● WHAT TO PRODUCE: Write out the data below exactly as given, without any of its pictures.

● DATA TO PROCESS:
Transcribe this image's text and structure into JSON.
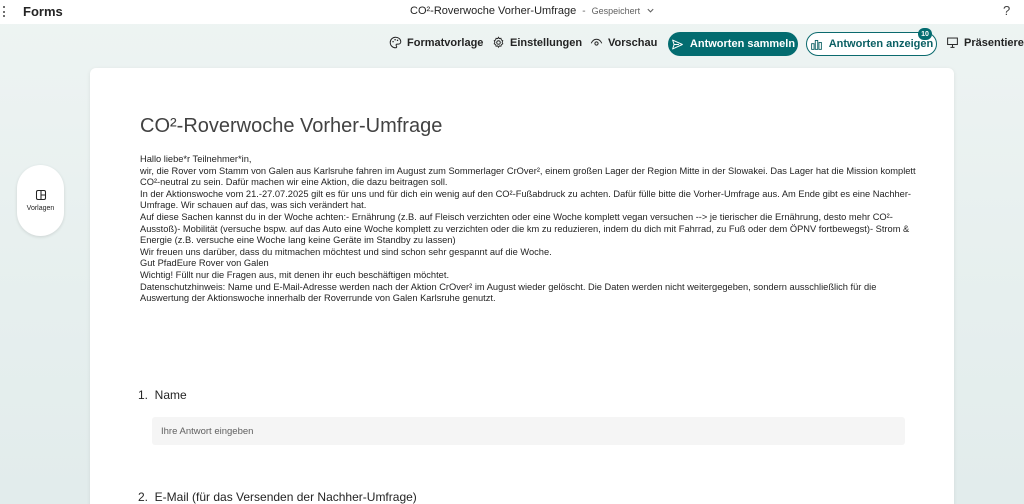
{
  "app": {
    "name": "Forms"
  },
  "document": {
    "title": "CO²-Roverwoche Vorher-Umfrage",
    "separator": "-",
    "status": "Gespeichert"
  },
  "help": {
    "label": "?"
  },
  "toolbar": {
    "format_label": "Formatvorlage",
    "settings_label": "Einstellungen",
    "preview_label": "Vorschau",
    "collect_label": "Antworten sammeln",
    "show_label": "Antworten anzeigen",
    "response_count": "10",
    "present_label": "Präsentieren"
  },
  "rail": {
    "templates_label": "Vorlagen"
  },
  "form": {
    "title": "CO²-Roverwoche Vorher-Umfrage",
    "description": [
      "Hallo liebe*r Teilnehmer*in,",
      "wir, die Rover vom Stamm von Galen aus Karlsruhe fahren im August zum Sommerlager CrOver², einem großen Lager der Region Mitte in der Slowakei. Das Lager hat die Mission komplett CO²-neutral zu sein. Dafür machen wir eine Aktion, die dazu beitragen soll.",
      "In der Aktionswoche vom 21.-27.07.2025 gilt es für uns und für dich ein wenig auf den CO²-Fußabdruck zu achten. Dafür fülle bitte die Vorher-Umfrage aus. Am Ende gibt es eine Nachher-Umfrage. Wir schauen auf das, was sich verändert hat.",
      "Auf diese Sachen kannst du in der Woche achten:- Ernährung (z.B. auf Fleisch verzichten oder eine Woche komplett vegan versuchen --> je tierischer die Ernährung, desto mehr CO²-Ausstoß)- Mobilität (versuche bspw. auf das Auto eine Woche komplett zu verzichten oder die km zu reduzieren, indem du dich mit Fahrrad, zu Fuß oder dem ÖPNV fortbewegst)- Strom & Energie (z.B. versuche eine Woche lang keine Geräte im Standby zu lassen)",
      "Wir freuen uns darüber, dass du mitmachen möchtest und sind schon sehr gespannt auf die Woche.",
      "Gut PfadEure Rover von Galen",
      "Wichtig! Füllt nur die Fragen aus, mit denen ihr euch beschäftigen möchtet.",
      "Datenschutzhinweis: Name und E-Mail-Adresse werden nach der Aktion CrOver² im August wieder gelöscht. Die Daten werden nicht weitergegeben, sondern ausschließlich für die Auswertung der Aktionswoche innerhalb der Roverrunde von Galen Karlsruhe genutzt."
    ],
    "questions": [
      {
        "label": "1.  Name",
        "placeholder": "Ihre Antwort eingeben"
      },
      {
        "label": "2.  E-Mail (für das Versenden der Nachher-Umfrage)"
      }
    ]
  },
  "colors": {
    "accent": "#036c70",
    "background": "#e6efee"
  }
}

● RESULT OF THIS TASK:
Transcribe this image's text and structure into JSON.
{
  "app": {
    "name": "Forms"
  },
  "document": {
    "title": "CO²-Roverwoche Vorher-Umfrage",
    "separator": "-",
    "status": "Gespeichert"
  },
  "help": {
    "label": "?"
  },
  "toolbar": {
    "format_label": "Formatvorlage",
    "settings_label": "Einstellungen",
    "preview_label": "Vorschau",
    "collect_label": "Antworten sammeln",
    "show_label": "Antworten anzeigen",
    "response_count": "10",
    "present_label": "Präsentieren"
  },
  "rail": {
    "templates_label": "Vorlagen"
  },
  "form": {
    "title": "CO²-Roverwoche Vorher-Umfrage",
    "description": [
      "Hallo liebe*r Teilnehmer*in,",
      "wir, die Rover vom Stamm von Galen aus Karlsruhe fahren im August zum Sommerlager CrOver², einem großen Lager der Region Mitte in der Slowakei. Das Lager hat die Mission komplett CO²-neutral zu sein. Dafür machen wir eine Aktion, die dazu beitragen soll.",
      "In der Aktionswoche vom 21.-27.07.2025 gilt es für uns und für dich ein wenig auf den CO²-Fußabdruck zu achten. Dafür fülle bitte die Vorher-Umfrage aus. Am Ende gibt es eine Nachher-Umfrage. Wir schauen auf das, was sich verändert hat.",
      "Auf diese Sachen kannst du in der Woche achten:- Ernährung (z.B. auf Fleisch verzichten oder eine Woche komplett vegan versuchen --> je tierischer die Ernährung, desto mehr CO²-Ausstoß)- Mobilität (versuche bspw. auf das Auto eine Woche komplett zu verzichten oder die km zu reduzieren, indem du dich mit Fahrrad, zu Fuß oder dem ÖPNV fortbewegst)- Strom & Energie (z.B. versuche eine Woche lang keine Geräte im Standby zu lassen)",
      "Wir freuen uns darüber, dass du mitmachen möchtest und sind schon sehr gespannt auf die Woche.",
      "Gut PfadEure Rover von Galen",
      "Wichtig! Füllt nur die Fragen aus, mit denen ihr euch beschäftigen möchtet.",
      "Datenschutzhinweis: Name und E-Mail-Adresse werden nach der Aktion CrOver² im August wieder gelöscht. Die Daten werden nicht weitergegeben, sondern ausschließlich für die Auswertung der Aktionswoche innerhalb der Roverrunde von Galen Karlsruhe genutzt."
    ],
    "questions": [
      {
        "label": "1.  Name",
        "placeholder": "Ihre Antwort eingeben"
      },
      {
        "label": "2.  E-Mail (für das Versenden der Nachher-Umfrage)"
      }
    ]
  },
  "colors": {
    "accent": "#036c70",
    "background": "#e6efee"
  }
}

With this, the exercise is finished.